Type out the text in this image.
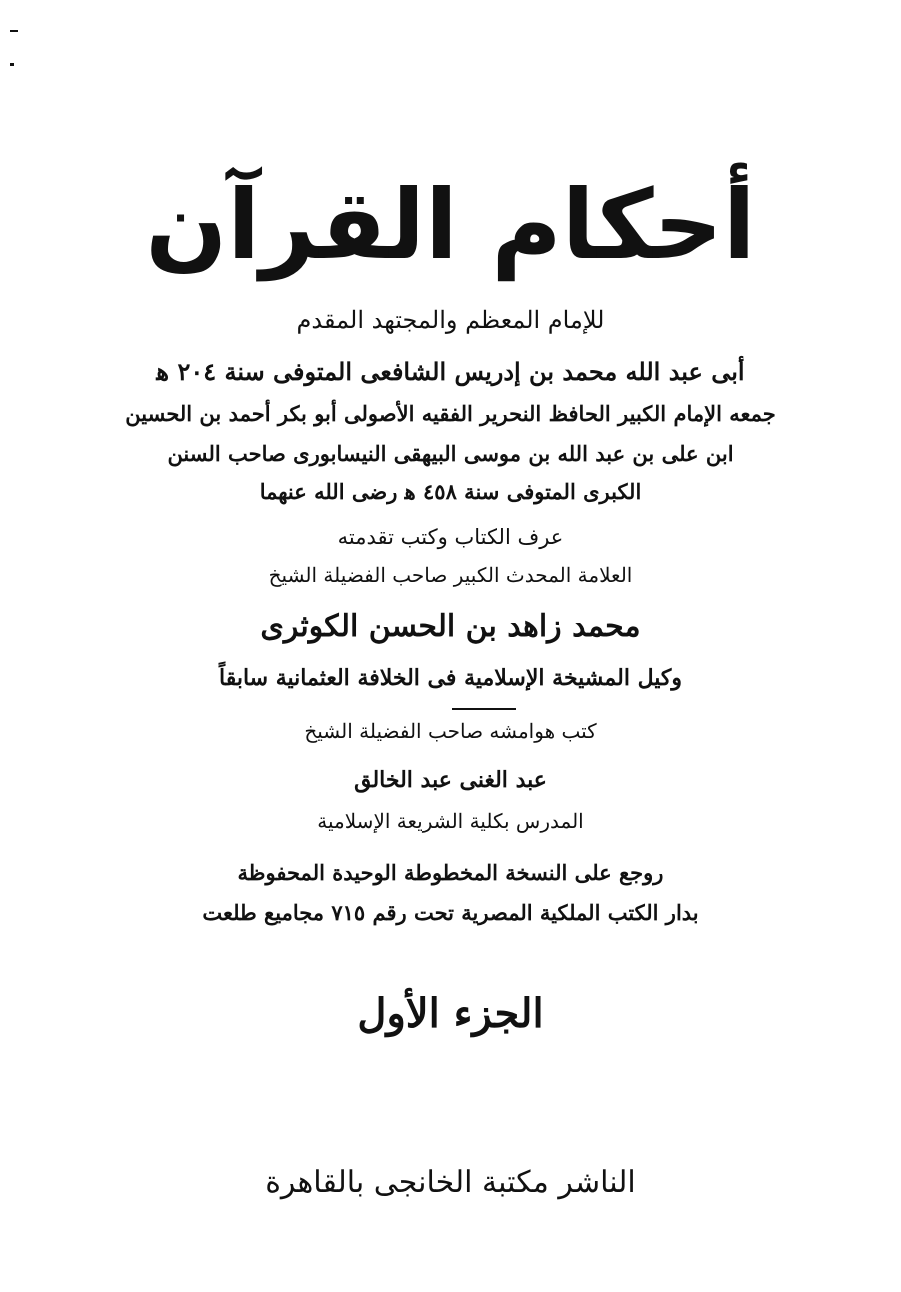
أحكام القرآن
للإمام المعظم والمجتهد المقدم
أبى عبد الله محمد بن إدريس الشافعى المتوفى سنة ٢٠٤ ﻫ
جمعه الإمام الكبير الحافظ النحرير الفقيه الأصولى أبو بكر أحمد بن الحسين
ابن على بن عبد الله بن موسى البيهقى النيسابورى صاحب السنن
الكبرى المتوفى سنة ٤٥٨ ﻫ رضى الله عنهما
عرف الكتاب وكتب تقدمته
العلامة المحدث الكبير صاحب الفضيلة الشيخ
محمد زاهد بن الحسن الكوثرى
وكيل المشيخة الإسلامية فى الخلافة العثمانية سابقاً
كتب هوامشه صاحب الفضيلة الشيخ
عبد الغنى عبد الخالق
المدرس بكلية الشريعة الإسلامية
روجع على النسخة المخطوطة الوحيدة المحفوظة
بدار الكتب الملكية المصرية تحت رقم ٧١٥ مجاميع طلعت
الجزء الأول
الناشر مكتبة الخانجى بالقاهرة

What to do: Every record gets retyped exactly; no picture goes into the copy.

Result:
Type out the text in this image.
أحكام القرآن
للإمام المعظم والمجتهد المقدم
أبى عبد الله محمد بن إدريس الشافعى المتوفى سنة ٢٠٤ ﻫ
جمعه الإمام الكبير الحافظ النحرير الفقيه الأصولى أبو بكر أحمد بن الحسين
ابن على بن عبد الله بن موسى البيهقى النيسابورى صاحب السنن
الكبرى المتوفى سنة ٤٥٨ ﻫ رضى الله عنهما
عرف الكتاب وكتب تقدمته
العلامة المحدث الكبير صاحب الفضيلة الشيخ
محمد زاهد بن الحسن الكوثرى
وكيل المشيخة الإسلامية فى الخلافة العثمانية سابقاً
كتب هوامشه صاحب الفضيلة الشيخ
عبد الغنى عبد الخالق
المدرس بكلية الشريعة الإسلامية
روجع على النسخة المخطوطة الوحيدة المحفوظة
بدار الكتب الملكية المصرية تحت رقم ٧١٥ مجاميع طلعت
الجزء الأول
الناشر مكتبة الخانجى بالقاهرة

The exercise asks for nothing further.